Dataset items
"""

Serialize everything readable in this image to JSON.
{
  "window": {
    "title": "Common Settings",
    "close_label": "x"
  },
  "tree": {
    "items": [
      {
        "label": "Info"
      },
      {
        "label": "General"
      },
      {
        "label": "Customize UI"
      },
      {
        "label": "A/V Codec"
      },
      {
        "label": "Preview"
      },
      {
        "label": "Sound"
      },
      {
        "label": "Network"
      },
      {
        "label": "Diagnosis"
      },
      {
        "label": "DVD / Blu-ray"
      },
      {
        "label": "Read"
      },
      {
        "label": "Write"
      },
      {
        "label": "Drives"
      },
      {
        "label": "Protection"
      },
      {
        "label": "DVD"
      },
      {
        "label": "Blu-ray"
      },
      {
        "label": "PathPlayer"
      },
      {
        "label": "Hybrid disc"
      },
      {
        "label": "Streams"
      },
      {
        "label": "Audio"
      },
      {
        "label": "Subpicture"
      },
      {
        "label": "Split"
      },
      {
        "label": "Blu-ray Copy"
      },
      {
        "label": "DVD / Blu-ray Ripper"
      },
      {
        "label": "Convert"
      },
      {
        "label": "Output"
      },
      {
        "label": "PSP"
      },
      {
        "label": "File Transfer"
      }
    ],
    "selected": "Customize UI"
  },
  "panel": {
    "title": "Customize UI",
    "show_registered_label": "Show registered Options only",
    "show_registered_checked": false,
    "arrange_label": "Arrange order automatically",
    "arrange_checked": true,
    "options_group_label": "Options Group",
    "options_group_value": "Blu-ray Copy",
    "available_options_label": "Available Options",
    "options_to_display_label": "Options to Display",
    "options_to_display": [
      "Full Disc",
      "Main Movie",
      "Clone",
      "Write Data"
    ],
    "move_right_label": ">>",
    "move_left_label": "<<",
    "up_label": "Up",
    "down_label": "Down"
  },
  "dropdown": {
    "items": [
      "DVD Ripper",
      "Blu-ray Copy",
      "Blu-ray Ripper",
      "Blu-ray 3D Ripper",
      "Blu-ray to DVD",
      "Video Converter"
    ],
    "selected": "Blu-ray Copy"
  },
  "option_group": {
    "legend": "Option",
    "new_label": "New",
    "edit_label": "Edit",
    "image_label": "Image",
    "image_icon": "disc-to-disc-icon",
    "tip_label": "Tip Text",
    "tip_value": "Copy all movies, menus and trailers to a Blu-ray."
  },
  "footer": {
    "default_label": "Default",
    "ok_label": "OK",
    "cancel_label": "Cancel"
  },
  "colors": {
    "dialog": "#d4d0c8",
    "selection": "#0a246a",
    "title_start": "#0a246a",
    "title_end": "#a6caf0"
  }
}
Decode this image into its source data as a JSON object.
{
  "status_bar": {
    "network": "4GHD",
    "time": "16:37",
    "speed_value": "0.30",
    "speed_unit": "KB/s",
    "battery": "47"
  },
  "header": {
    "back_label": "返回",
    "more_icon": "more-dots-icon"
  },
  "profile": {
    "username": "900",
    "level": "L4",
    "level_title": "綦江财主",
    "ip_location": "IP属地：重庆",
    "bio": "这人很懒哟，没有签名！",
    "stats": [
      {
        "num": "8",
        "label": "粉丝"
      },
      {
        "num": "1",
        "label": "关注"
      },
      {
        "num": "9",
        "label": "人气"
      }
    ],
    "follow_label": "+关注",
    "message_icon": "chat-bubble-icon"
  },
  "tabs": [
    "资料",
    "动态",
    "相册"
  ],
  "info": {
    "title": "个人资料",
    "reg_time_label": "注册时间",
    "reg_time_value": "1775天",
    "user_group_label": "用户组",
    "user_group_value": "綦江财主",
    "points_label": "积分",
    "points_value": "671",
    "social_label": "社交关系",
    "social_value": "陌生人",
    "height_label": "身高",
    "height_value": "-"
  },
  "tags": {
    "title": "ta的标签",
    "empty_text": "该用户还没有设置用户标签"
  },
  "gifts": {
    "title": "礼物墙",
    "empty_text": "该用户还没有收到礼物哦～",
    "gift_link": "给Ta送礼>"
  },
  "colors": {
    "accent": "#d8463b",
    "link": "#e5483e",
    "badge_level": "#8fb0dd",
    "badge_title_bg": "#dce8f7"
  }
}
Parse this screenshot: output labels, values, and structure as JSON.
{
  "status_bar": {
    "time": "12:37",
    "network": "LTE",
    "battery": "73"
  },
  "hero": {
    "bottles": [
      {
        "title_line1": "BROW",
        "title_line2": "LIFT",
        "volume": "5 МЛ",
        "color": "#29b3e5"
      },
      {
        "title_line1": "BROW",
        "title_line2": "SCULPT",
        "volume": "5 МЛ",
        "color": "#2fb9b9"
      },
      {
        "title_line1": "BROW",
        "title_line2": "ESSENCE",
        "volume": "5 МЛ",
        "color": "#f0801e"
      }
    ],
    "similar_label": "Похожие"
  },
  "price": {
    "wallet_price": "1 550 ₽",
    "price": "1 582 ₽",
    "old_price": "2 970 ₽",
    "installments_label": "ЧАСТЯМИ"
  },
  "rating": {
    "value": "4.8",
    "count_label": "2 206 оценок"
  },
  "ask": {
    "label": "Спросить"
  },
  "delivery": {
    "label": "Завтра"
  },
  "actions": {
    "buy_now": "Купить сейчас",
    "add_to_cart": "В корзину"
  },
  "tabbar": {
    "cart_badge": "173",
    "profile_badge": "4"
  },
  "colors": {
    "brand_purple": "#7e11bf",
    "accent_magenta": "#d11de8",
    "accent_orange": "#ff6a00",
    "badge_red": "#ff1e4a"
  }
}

"""

Work instructions: Provide all the records again, word for word.

Exercise solution:
Serialize everything readable in this image to JSON.
{
  "window": {
    "title": "Common Settings",
    "close_label": "x"
  },
  "tree": {
    "items": [
      {
        "label": "Info"
      },
      {
        "label": "General"
      },
      {
        "label": "Customize UI"
      },
      {
        "label": "A/V Codec"
      },
      {
        "label": "Preview"
      },
      {
        "label": "Sound"
      },
      {
        "label": "Network"
      },
      {
        "label": "Diagnosis"
      },
      {
        "label": "DVD / Blu-ray"
      },
      {
        "label": "Read"
      },
      {
        "label": "Write"
      },
      {
        "label": "Drives"
      },
      {
        "label": "Protection"
      },
      {
        "label": "DVD"
      },
      {
        "label": "Blu-ray"
      },
      {
        "label": "PathPlayer"
      },
      {
        "label": "Hybrid disc"
      },
      {
        "label": "Streams"
      },
      {
        "label": "Audio"
      },
      {
        "label": "Subpicture"
      },
      {
        "label": "Split"
      },
      {
        "label": "Blu-ray Copy"
      },
      {
        "label": "DVD / Blu-ray Ripper"
      },
      {
        "label": "Convert"
      },
      {
        "label": "Output"
      },
      {
        "label": "PSP"
      },
      {
        "label": "File Transfer"
      }
    ],
    "selected": "Customize UI"
  },
  "panel": {
    "title": "Customize UI",
    "show_registered_label": "Show registered Options only",
    "show_registered_checked": false,
    "arrange_label": "Arrange order automatically",
    "arrange_checked": true,
    "options_group_label": "Options Group",
    "options_group_value": "Blu-ray Copy",
    "available_options_label": "Available Options",
    "options_to_display_label": "Options to Display",
    "options_to_display": [
      "Full Disc",
      "Main Movie",
      "Clone",
      "Write Data"
    ],
    "move_right_label": ">>",
    "move_left_label": "<<",
    "up_label": "Up",
    "down_label": "Down"
  },
  "dropdown": {
    "items": [
      "DVD Ripper",
      "Blu-ray Copy",
      "Blu-ray Ripper",
      "Blu-ray 3D Ripper",
      "Blu-ray to DVD",
      "Video Converter"
    ],
    "selected": "Blu-ray Copy"
  },
  "option_group": {
    "legend": "Option",
    "new_label": "New",
    "edit_label": "Edit",
    "image_label": "Image",
    "image_icon": "disc-to-disc-icon",
    "tip_label": "Tip Text",
    "tip_value": "Copy all movies, menus and trailers to a Blu-ray."
  },
  "footer": {
    "default_label": "Default",
    "ok_label": "OK",
    "cancel_label": "Cancel"
  },
  "colors": {
    "dialog": "#d4d0c8",
    "selection": "#0a246a",
    "title_start": "#0a246a",
    "title_end": "#a6caf0"
  }
}
Decode this image into its source data as a JSON object.
{
  "status_bar": {
    "network": "4GHD",
    "time": "16:37",
    "speed_value": "0.30",
    "speed_unit": "KB/s",
    "battery": "47"
  },
  "header": {
    "back_label": "返回",
    "more_icon": "more-dots-icon"
  },
  "profile": {
    "username": "900",
    "level": "L4",
    "level_title": "綦江财主",
    "ip_location": "IP属地：重庆",
    "bio": "这人很懒哟，没有签名！",
    "stats": [
      {
        "num": "8",
        "label": "粉丝"
      },
      {
        "num": "1",
        "label": "关注"
      },
      {
        "num": "9",
        "label": "人气"
      }
    ],
    "follow_label": "+关注",
    "message_icon": "chat-bubble-icon"
  },
  "tabs": [
    "资料",
    "动态",
    "相册"
  ],
  "info": {
    "title": "个人资料",
    "reg_time_label": "注册时间",
    "reg_time_value": "1775天",
    "user_group_label": "用户组",
    "user_group_value": "綦江财主",
    "points_label": "积分",
    "points_value": "671",
    "social_label": "社交关系",
    "social_value": "陌生人",
    "height_label": "身高",
    "height_value": "-"
  },
  "tags": {
    "title": "ta的标签",
    "empty_text": "该用户还没有设置用户标签"
  },
  "gifts": {
    "title": "礼物墙",
    "empty_text": "该用户还没有收到礼物哦～",
    "gift_link": "给Ta送礼>"
  },
  "colors": {
    "accent": "#d8463b",
    "link": "#e5483e",
    "badge_level": "#8fb0dd",
    "badge_title_bg": "#dce8f7"
  }
}
Parse this screenshot: output labels, values, and structure as JSON.
{
  "status_bar": {
    "time": "12:37",
    "network": "LTE",
    "battery": "73"
  },
  "hero": {
    "bottles": [
      {
        "title_line1": "BROW",
        "title_line2": "LIFT",
        "volume": "5 МЛ",
        "color": "#29b3e5"
      },
      {
        "title_line1": "BROW",
        "title_line2": "SCULPT",
        "volume": "5 МЛ",
        "color": "#2fb9b9"
      },
      {
        "title_line1": "BROW",
        "title_line2": "ESSENCE",
        "volume": "5 МЛ",
        "color": "#f0801e"
      }
    ],
    "similar_label": "Похожие"
  },
  "price": {
    "wallet_price": "1 550 ₽",
    "price": "1 582 ₽",
    "old_price": "2 970 ₽",
    "installments_label": "ЧАСТЯМИ"
  },
  "rating": {
    "value": "4.8",
    "count_label": "2 206 оценок"
  },
  "ask": {
    "label": "Спросить"
  },
  "delivery": {
    "label": "Завтра"
  },
  "actions": {
    "buy_now": "Купить сейчас",
    "add_to_cart": "В корзину"
  },
  "tabbar": {
    "cart_badge": "173",
    "profile_badge": "4"
  },
  "colors": {
    "brand_purple": "#7e11bf",
    "accent_magenta": "#d11de8",
    "accent_orange": "#ff6a00",
    "badge_red": "#ff1e4a"
  }
}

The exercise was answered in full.